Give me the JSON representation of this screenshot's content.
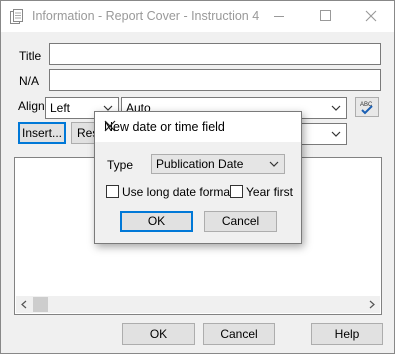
{
  "window": {
    "title": "Information - Report Cover - Instruction 4"
  },
  "form": {
    "title_label": "Title",
    "title_value": "",
    "na_label": "N/A",
    "na_value": "",
    "align_label": "Align",
    "align_value": "Left",
    "auto_value": "Auto",
    "insert_label": "Insert...",
    "reset_label_partial": "Res"
  },
  "buttons": {
    "ok": "OK",
    "cancel": "Cancel",
    "help": "Help"
  },
  "dialog": {
    "title": "New date or time field",
    "type_label": "Type",
    "type_value": "Publication Date",
    "long_date_label": "Use long date format",
    "long_date_checked": false,
    "year_first_label": "Year first",
    "year_first_checked": false,
    "ok": "OK",
    "cancel": "Cancel"
  }
}
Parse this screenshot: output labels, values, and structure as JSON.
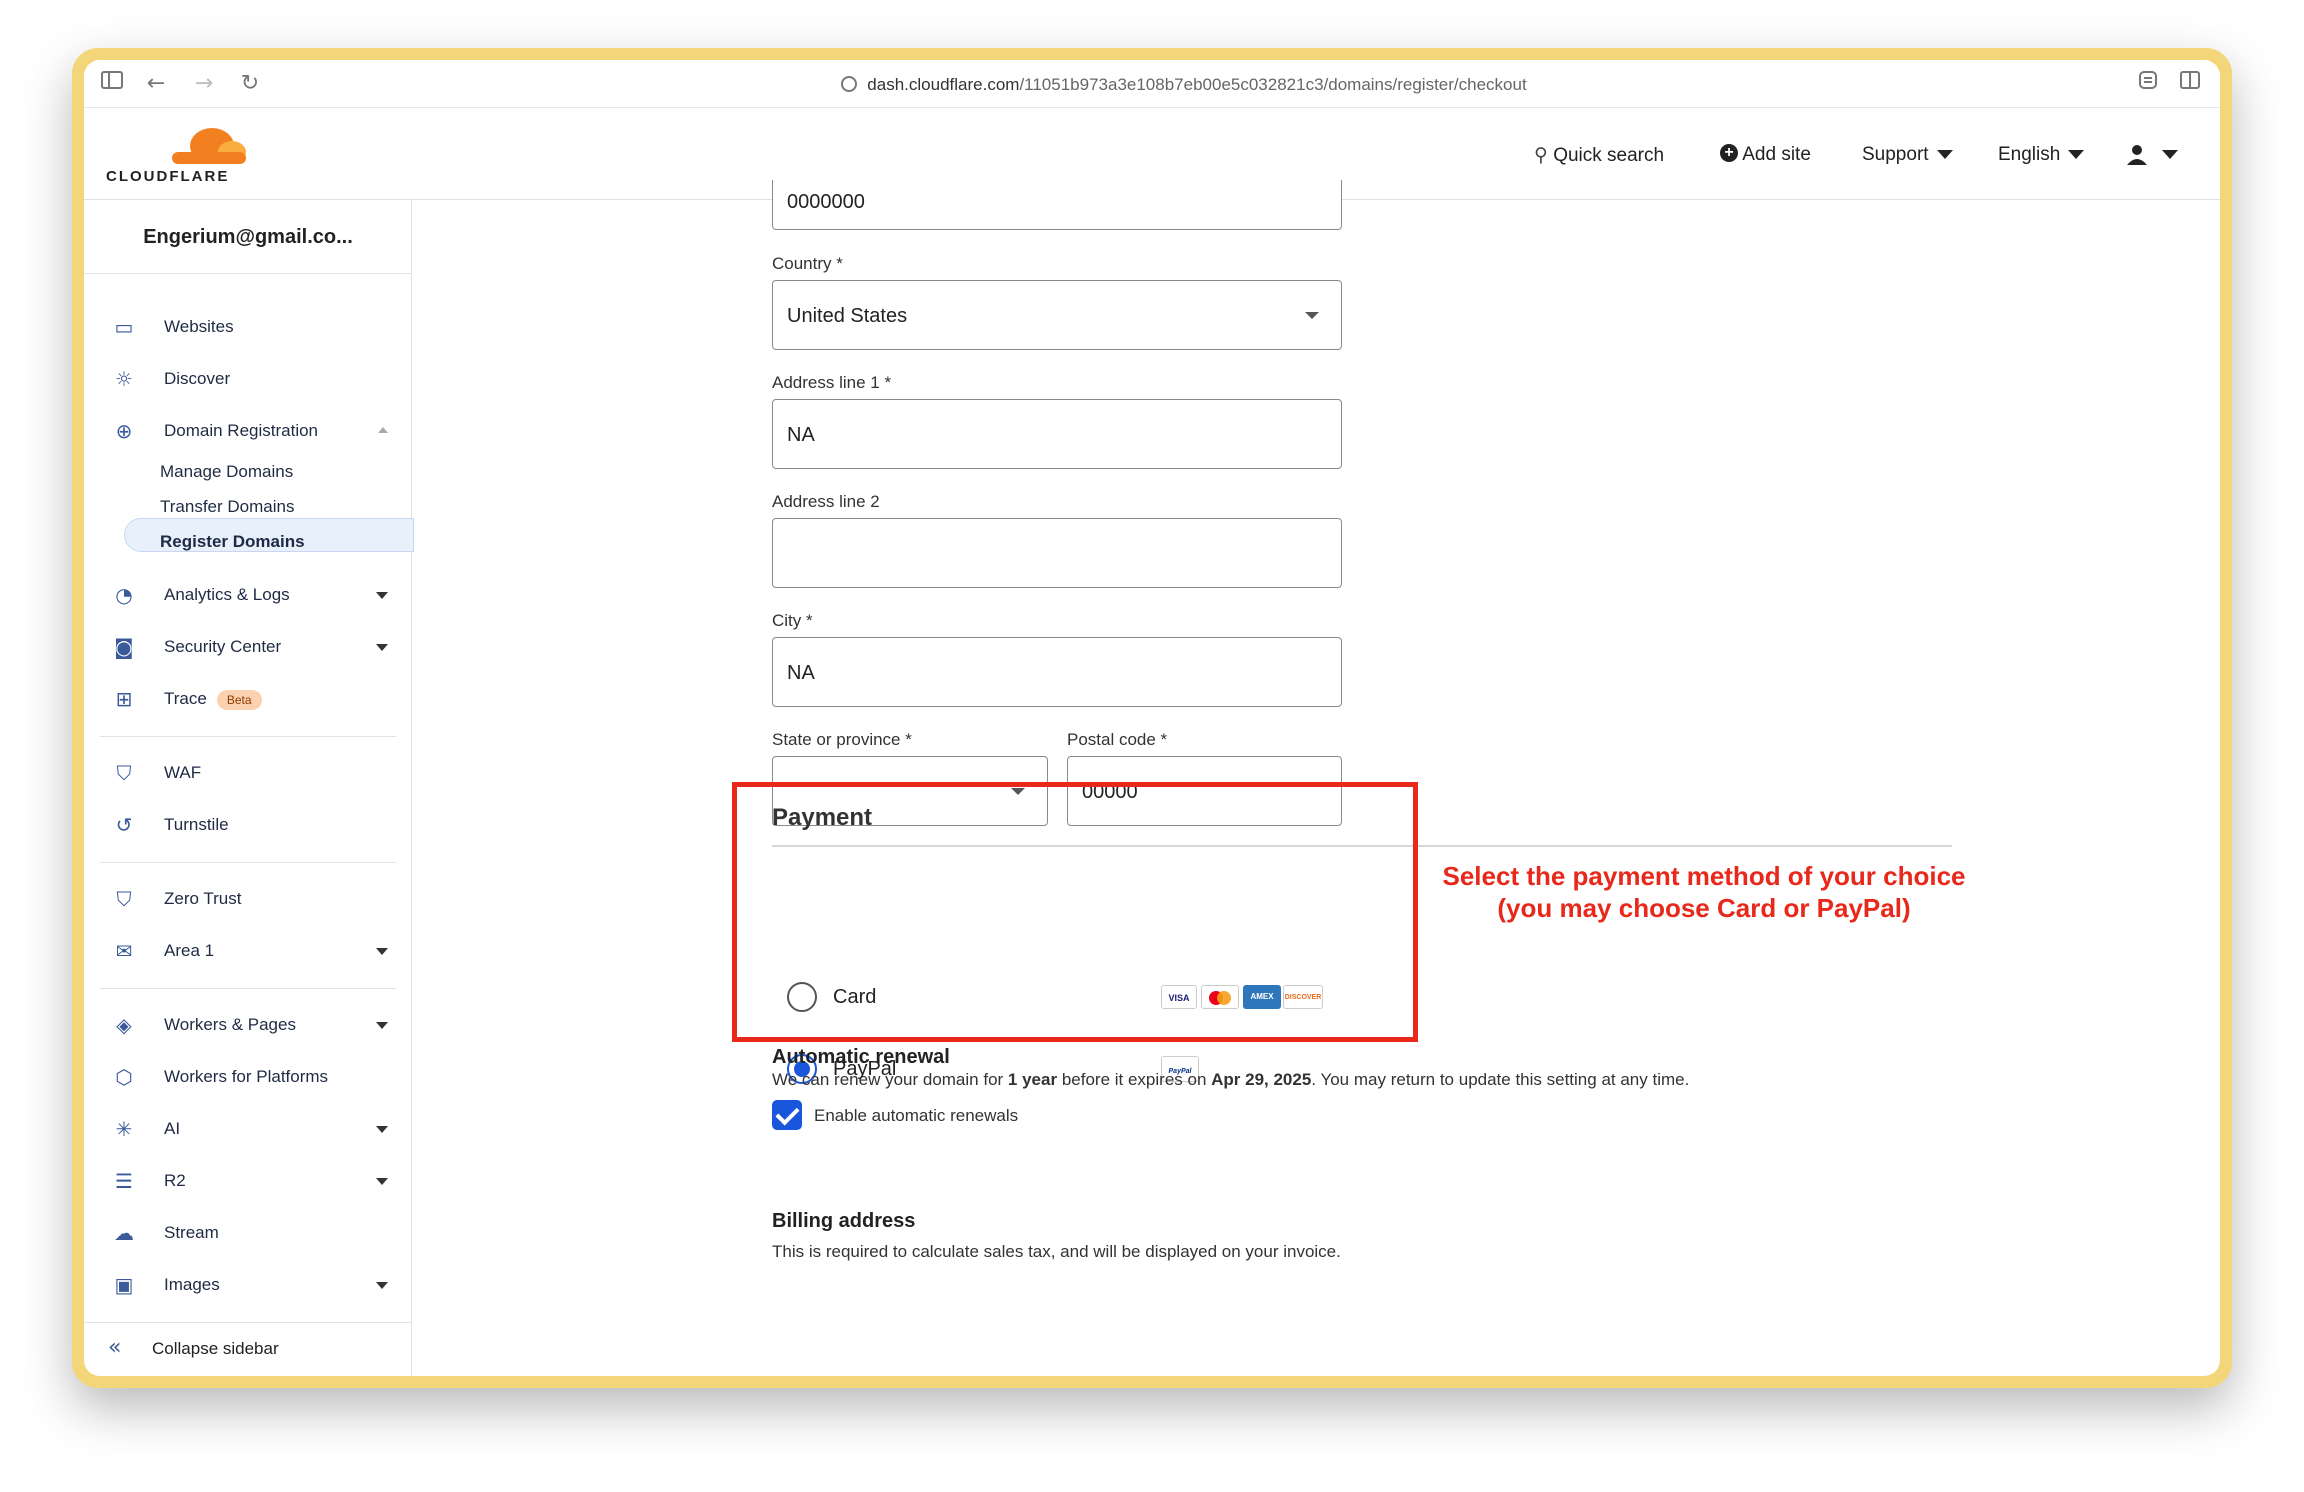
+===+
Pictures in the records above are not copied; print everything else exactly.

Give me the JSON representation of this screenshot's content.
{
  "window": {
    "title": "Information - Report Cover - Instruction 4"
  },
  "form": {
    "title_label": "Title",
    "title_value": "",
    "na_label": "N/A",
    "na_value": "",
    "align_label": "Align",
    "align_value": "Left",
    "auto_value": "Auto",
    "insert_label": "Insert...",
    "reset_label_partial": "Res"
  },
  "buttons": {
    "ok": "OK",
    "cancel": "Cancel",
    "help": "Help"
  },
  "dialog": {
    "title": "New date or time field",
    "type_label": "Type",
    "type_value": "Publication Date",
    "long_date_label": "Use long date format",
    "long_date_checked": false,
    "year_first_label": "Year first",
    "year_first_checked": false,
    "ok": "OK",
    "cancel": "Cancel"
  }
}
Parse this screenshot: output labels, values, and structure as JSON.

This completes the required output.